[EXERCISE DIRECTIONS]
Copy out all lines carrying the word "JSON".

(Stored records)

-- BEGIN --

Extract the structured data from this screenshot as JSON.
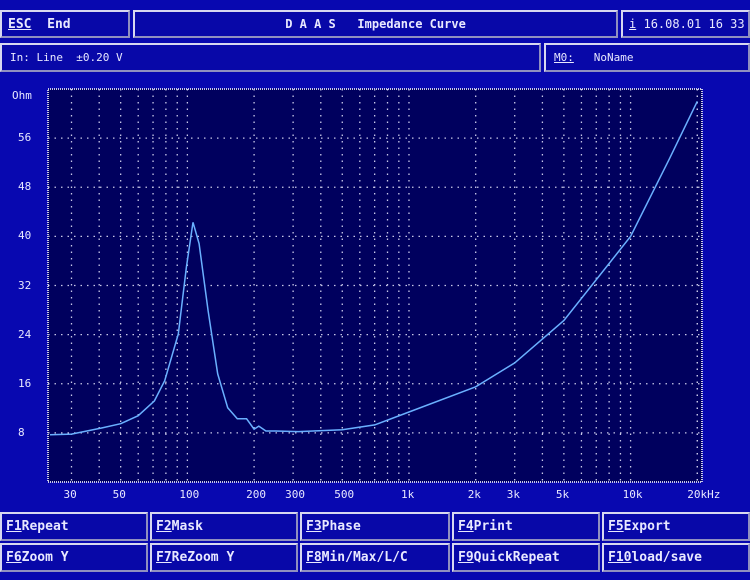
{
  "header": {
    "esc_key": "ESC",
    "esc_label": "End",
    "title": "D A A S   Impedance Curve",
    "info_key": "i",
    "datetime": "16.08.01 16 33"
  },
  "status": {
    "input": "In: Line  ±0.20 V",
    "memory_key": "M0:",
    "memory_name": "NoName"
  },
  "function_keys": [
    {
      "key": "F1",
      "label": "Repeat"
    },
    {
      "key": "F2",
      "label": "Mask"
    },
    {
      "key": "F3",
      "label": "Phase"
    },
    {
      "key": "F4",
      "label": "Print"
    },
    {
      "key": "F5",
      "label": "Export"
    },
    {
      "key": "F6",
      "label": "Zoom Y"
    },
    {
      "key": "F7",
      "label": "ReZoom Y"
    },
    {
      "key": "F8",
      "label": "Min/Max/L/C"
    },
    {
      "key": "F9",
      "label": "QuickRepeat"
    },
    {
      "key": "F10",
      "label": "load/save"
    }
  ],
  "colors": {
    "background": "#0808b0",
    "plot_background": "#00005e",
    "curve": "#6ab0ff",
    "grid": "#c8c8e8"
  },
  "chart_data": {
    "type": "line",
    "title": "",
    "xlabel": "Hz",
    "ylabel": "Ohm",
    "x_scale": "log",
    "xlim": [
      23.5,
      21000
    ],
    "ylim": [
      0,
      64
    ],
    "grid": true,
    "y_ticks": [
      8,
      16,
      24,
      32,
      40,
      48,
      56
    ],
    "y_tick_labels": [
      "8",
      "16",
      "24",
      "32",
      "40",
      "48",
      "56"
    ],
    "x_ticks": [
      30,
      50,
      100,
      200,
      300,
      500,
      1000,
      2000,
      3000,
      5000,
      10000,
      20000
    ],
    "x_tick_labels": [
      "30",
      "50",
      "100",
      "200",
      "300",
      "500",
      "1k",
      "2k",
      "3k",
      "5k",
      "10k",
      "20kHz"
    ],
    "series": [
      {
        "x": [
          24,
          30,
          41,
          50,
          60,
          71,
          79,
          91,
          99,
          106,
          113,
          124,
          137,
          152,
          168,
          185,
          200,
          210,
          226,
          250,
          317,
          500,
          700,
          1000,
          2000,
          3000,
          5000,
          10000,
          15000,
          20000
        ],
        "y": [
          7.7,
          7.8,
          8.8,
          9.5,
          10.8,
          13.2,
          16.5,
          24.1,
          35,
          42.3,
          38.8,
          27.9,
          17.6,
          12.1,
          10.3,
          10.3,
          8.6,
          9.1,
          8.3,
          8.3,
          8.2,
          8.5,
          9.3,
          11.4,
          15.5,
          19.4,
          26.3,
          40,
          52.7,
          62
        ]
      }
    ]
  }
}
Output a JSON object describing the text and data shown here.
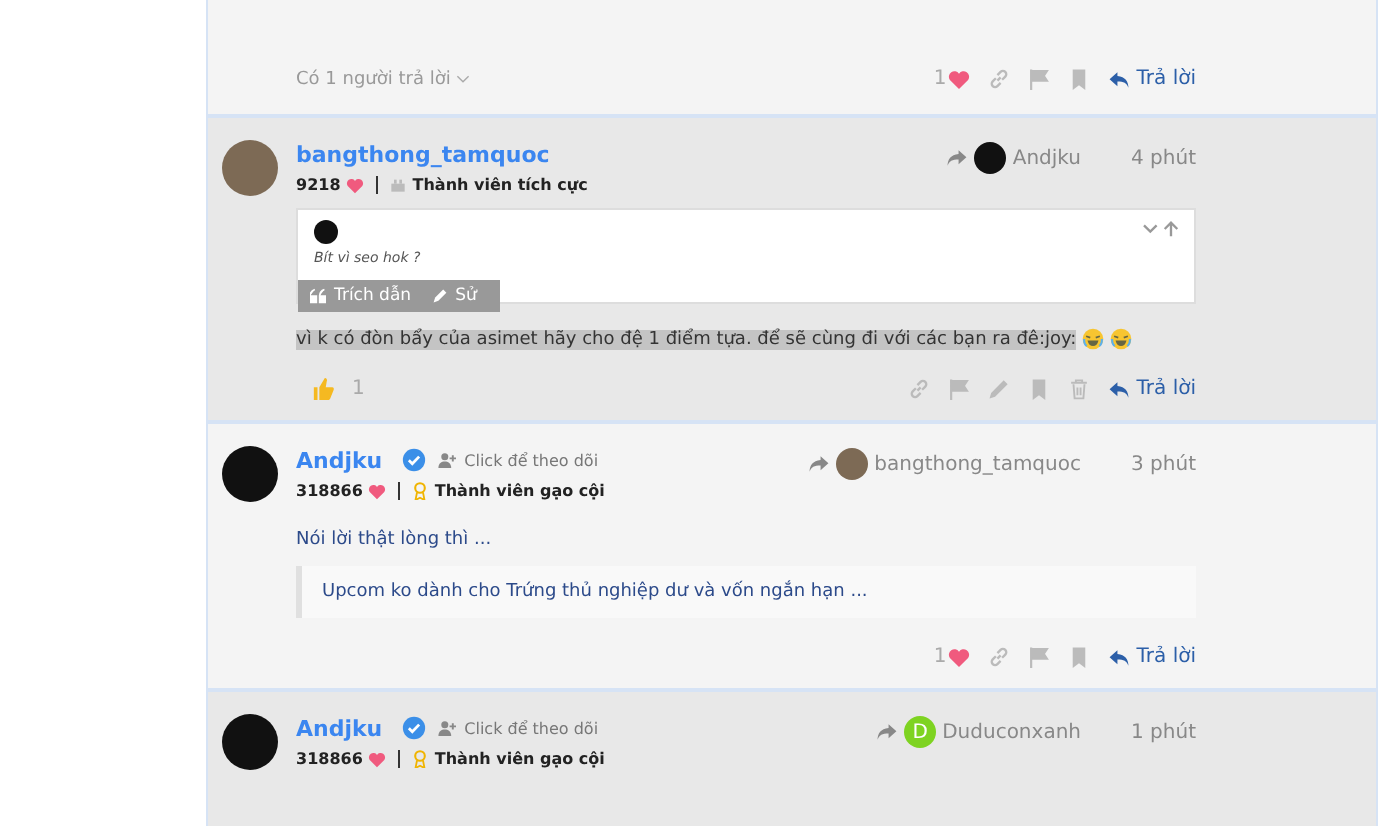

-- END --

[SOLUTION]
Extract the structured data from this screenshot as JSON.
Output a JSON object describing the text and data shown here.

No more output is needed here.